[Items listed in a dataset]
================
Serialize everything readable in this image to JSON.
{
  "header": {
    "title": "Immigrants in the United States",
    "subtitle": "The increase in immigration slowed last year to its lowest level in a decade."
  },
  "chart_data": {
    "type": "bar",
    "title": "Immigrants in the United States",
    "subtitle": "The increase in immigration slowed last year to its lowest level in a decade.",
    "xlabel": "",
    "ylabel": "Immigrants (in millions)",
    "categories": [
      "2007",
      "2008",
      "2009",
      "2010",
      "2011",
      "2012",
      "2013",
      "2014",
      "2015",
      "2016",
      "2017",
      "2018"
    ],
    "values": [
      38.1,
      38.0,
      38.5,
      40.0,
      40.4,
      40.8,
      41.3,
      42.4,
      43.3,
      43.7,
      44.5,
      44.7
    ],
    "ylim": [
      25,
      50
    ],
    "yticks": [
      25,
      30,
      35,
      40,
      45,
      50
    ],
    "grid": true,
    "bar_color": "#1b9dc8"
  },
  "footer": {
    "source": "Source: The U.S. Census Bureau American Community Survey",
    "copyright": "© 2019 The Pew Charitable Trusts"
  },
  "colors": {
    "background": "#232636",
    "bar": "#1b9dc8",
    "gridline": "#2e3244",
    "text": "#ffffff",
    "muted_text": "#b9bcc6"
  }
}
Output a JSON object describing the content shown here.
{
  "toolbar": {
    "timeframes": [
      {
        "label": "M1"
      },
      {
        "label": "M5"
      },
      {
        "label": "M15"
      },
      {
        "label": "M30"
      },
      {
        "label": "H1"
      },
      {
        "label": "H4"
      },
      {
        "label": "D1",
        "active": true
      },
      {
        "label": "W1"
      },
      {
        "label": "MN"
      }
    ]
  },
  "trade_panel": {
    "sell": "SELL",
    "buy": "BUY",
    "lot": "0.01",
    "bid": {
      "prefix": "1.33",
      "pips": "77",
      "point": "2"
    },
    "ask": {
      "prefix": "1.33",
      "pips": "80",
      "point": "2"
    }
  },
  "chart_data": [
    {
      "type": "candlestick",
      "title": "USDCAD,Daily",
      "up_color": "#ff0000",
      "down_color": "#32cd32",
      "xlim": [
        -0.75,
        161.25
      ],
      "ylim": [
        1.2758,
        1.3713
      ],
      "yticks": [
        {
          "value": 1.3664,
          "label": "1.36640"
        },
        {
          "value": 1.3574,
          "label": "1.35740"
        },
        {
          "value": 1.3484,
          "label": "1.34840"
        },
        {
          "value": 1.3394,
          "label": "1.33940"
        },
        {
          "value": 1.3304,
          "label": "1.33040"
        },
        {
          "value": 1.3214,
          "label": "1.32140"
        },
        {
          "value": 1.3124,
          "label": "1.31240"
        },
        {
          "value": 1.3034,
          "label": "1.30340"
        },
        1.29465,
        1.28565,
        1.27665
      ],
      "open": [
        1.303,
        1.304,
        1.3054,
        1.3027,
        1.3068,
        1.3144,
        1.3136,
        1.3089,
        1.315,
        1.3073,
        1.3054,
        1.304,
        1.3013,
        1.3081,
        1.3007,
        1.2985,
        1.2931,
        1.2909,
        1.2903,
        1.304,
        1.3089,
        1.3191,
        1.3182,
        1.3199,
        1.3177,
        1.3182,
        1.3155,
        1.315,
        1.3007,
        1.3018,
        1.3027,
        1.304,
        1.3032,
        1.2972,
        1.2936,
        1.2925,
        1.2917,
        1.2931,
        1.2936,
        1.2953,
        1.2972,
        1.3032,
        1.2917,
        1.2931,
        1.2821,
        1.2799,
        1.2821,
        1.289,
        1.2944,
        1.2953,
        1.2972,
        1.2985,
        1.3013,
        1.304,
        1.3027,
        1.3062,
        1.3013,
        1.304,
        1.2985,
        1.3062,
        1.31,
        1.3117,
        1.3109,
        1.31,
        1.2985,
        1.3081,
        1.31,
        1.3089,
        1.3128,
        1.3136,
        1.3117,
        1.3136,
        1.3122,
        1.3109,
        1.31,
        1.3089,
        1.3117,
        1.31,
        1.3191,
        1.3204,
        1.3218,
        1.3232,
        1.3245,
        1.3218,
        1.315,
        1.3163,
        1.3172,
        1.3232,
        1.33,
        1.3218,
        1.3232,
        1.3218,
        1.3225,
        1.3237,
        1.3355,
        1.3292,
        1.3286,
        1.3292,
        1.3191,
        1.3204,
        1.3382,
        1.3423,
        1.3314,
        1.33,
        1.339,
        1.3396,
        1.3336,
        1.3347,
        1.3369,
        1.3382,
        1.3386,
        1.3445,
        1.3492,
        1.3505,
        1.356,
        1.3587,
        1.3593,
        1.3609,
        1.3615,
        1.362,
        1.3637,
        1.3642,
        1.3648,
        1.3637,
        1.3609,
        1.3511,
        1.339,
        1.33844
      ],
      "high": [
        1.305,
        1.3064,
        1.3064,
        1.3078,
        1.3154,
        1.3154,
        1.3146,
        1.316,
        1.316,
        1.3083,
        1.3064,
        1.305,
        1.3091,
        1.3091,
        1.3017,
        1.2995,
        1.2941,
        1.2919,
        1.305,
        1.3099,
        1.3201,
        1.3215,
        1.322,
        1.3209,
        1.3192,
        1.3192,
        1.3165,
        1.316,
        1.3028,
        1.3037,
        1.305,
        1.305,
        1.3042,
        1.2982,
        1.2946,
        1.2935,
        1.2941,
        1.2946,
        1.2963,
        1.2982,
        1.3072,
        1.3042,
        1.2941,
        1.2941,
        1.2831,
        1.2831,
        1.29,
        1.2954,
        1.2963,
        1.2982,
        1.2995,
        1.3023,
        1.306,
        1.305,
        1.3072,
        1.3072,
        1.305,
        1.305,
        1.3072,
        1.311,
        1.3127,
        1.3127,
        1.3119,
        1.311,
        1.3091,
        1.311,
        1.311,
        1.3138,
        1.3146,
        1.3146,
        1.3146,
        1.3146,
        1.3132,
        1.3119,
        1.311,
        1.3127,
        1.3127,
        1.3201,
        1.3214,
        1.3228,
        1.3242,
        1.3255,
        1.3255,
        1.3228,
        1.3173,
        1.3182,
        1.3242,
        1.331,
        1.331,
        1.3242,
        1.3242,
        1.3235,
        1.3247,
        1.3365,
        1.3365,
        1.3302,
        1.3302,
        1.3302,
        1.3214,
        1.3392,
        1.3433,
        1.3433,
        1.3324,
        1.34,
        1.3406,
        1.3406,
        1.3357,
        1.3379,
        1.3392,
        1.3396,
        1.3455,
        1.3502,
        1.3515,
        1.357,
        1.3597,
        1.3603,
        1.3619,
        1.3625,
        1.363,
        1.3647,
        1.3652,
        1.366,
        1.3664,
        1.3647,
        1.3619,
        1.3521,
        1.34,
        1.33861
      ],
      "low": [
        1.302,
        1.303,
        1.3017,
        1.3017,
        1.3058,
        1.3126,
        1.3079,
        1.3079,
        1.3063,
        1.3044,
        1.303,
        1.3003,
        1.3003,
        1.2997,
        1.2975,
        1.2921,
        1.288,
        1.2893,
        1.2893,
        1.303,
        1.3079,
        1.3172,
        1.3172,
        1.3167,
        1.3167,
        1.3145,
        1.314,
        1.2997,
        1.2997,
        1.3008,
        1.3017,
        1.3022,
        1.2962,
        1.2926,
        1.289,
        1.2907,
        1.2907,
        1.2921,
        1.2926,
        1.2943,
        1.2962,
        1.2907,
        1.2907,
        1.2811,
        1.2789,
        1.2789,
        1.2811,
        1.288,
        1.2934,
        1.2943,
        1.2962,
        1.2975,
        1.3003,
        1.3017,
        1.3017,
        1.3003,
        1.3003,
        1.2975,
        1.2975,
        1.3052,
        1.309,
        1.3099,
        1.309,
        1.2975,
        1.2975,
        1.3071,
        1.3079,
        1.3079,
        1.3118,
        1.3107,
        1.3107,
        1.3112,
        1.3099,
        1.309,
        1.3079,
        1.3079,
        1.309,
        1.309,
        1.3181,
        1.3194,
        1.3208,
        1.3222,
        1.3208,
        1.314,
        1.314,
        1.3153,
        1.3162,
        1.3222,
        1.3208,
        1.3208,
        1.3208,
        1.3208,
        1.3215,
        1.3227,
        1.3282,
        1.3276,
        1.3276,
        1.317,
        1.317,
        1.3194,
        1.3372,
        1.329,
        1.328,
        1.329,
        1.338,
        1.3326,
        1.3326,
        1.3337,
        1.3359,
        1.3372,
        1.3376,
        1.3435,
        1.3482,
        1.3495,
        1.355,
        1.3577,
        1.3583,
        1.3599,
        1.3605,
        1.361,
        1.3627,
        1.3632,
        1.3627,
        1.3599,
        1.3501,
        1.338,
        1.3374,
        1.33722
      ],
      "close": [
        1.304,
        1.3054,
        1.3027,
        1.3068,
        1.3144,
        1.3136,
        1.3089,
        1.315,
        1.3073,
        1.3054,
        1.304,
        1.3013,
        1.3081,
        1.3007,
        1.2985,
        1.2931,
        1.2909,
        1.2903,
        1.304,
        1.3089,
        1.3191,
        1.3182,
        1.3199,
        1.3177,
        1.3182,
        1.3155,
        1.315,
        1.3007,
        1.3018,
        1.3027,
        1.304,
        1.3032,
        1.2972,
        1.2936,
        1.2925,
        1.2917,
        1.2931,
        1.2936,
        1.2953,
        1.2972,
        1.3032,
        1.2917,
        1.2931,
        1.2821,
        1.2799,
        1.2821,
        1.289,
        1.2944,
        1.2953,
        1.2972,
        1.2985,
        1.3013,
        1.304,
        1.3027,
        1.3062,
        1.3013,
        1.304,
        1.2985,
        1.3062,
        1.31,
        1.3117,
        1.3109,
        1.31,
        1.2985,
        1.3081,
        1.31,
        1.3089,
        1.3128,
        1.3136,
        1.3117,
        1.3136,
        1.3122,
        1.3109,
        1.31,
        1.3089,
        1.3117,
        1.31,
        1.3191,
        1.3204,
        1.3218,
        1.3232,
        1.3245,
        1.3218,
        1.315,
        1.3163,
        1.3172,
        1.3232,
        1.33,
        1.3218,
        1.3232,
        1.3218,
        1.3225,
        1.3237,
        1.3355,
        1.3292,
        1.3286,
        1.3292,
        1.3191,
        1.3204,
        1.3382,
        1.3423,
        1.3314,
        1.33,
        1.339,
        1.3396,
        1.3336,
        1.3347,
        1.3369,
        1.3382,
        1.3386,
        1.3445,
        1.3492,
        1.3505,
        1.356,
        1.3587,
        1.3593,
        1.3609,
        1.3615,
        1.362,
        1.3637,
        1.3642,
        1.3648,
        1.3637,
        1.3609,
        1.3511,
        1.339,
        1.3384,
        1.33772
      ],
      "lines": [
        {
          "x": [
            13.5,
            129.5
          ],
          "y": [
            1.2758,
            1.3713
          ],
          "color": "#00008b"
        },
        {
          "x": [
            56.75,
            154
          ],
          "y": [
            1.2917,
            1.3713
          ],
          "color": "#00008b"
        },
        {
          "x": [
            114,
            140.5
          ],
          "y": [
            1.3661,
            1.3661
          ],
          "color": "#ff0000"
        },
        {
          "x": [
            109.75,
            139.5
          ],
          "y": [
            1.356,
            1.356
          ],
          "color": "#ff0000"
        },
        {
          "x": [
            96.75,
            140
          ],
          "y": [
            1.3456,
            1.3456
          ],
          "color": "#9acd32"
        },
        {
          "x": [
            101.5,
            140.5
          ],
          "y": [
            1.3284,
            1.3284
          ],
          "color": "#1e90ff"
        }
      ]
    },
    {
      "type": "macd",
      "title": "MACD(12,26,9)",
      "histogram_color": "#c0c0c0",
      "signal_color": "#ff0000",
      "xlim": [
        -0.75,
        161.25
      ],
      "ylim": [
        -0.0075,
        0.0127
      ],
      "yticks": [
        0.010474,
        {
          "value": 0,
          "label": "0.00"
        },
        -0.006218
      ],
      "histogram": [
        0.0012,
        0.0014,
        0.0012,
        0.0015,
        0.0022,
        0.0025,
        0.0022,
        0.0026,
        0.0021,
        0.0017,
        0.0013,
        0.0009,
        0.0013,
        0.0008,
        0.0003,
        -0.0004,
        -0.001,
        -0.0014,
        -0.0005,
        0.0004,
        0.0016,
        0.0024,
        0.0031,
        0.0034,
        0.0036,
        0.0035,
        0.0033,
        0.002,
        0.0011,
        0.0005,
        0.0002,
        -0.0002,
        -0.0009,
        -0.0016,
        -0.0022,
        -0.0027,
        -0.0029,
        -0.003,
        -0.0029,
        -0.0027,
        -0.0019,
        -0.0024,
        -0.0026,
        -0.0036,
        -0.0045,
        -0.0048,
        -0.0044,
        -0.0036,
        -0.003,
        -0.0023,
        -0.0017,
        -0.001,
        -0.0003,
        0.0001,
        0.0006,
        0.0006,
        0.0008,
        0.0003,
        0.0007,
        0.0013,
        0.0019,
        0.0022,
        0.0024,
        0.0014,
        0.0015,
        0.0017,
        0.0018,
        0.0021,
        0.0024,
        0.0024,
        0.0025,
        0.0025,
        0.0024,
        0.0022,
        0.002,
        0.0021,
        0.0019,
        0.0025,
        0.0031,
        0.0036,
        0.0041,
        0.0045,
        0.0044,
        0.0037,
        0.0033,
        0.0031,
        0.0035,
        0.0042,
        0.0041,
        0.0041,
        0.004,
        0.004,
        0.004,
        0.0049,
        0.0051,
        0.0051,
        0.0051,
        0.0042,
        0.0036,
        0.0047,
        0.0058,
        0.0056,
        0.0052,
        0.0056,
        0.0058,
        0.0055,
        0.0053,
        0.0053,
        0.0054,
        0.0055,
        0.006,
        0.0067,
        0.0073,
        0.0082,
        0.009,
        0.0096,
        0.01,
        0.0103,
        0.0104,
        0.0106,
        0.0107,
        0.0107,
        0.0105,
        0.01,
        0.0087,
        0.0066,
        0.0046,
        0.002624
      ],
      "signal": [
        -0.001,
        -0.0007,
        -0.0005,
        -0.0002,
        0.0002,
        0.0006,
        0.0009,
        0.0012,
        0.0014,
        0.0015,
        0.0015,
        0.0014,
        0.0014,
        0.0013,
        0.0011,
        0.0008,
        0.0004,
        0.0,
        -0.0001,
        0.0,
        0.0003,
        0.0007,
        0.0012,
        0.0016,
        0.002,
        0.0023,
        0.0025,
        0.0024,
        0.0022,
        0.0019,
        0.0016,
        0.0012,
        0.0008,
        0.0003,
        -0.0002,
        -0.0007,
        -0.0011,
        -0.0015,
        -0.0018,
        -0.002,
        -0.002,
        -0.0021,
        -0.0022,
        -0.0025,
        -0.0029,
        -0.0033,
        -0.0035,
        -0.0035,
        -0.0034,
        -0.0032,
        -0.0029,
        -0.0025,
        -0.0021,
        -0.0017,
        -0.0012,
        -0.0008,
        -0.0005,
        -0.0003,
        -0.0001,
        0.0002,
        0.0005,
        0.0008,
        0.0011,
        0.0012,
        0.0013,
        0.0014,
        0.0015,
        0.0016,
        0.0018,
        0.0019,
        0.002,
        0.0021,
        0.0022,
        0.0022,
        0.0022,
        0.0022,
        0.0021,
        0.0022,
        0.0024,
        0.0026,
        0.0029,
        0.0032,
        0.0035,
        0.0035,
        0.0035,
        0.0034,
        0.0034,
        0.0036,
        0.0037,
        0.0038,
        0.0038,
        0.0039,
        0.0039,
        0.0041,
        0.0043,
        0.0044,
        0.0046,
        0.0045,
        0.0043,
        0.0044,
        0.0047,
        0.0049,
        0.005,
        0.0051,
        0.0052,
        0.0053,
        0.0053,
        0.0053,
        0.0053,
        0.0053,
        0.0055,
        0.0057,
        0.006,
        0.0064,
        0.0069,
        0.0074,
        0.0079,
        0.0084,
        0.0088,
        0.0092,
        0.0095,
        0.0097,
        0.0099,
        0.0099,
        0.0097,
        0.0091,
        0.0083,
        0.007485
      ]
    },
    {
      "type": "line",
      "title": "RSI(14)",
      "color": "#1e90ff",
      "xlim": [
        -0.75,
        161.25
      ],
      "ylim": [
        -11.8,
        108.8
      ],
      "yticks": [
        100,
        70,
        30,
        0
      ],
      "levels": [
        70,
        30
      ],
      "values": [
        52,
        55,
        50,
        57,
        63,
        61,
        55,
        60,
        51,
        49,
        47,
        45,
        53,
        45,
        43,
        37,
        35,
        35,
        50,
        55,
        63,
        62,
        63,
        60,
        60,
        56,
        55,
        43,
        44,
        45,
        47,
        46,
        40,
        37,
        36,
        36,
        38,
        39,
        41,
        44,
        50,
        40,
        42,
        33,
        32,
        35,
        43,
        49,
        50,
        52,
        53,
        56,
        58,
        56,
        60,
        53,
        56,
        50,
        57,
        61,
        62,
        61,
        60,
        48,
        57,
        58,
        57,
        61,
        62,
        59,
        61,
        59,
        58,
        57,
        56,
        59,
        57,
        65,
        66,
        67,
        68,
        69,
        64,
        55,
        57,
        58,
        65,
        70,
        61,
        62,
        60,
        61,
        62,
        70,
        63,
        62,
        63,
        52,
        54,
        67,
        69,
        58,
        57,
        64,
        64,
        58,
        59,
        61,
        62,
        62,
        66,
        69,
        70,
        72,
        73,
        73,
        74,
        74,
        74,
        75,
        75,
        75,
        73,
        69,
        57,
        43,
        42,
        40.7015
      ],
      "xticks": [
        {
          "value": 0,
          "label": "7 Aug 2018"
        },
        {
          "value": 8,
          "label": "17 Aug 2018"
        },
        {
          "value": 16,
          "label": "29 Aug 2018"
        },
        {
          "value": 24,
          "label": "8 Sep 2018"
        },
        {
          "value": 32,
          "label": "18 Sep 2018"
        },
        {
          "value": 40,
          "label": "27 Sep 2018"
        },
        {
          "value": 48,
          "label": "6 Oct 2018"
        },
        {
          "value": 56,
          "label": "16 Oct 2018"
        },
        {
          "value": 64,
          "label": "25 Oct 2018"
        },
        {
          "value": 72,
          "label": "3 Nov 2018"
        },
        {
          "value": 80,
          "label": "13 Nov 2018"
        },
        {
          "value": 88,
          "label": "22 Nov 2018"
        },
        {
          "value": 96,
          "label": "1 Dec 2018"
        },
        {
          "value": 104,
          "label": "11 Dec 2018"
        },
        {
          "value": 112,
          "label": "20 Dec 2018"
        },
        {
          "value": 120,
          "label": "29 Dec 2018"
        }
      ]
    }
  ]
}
================
- _YOUR OBJECTIVE_: Pull out all lines of the data with the string "immigration".

- _COMPLETED EXERCISE_:
    "subtitle": "The increase in immigration slowed last year to its lowest level in a decade."
    "subtitle": "The increase in immigration slowed last year to its lowest level in a decade.",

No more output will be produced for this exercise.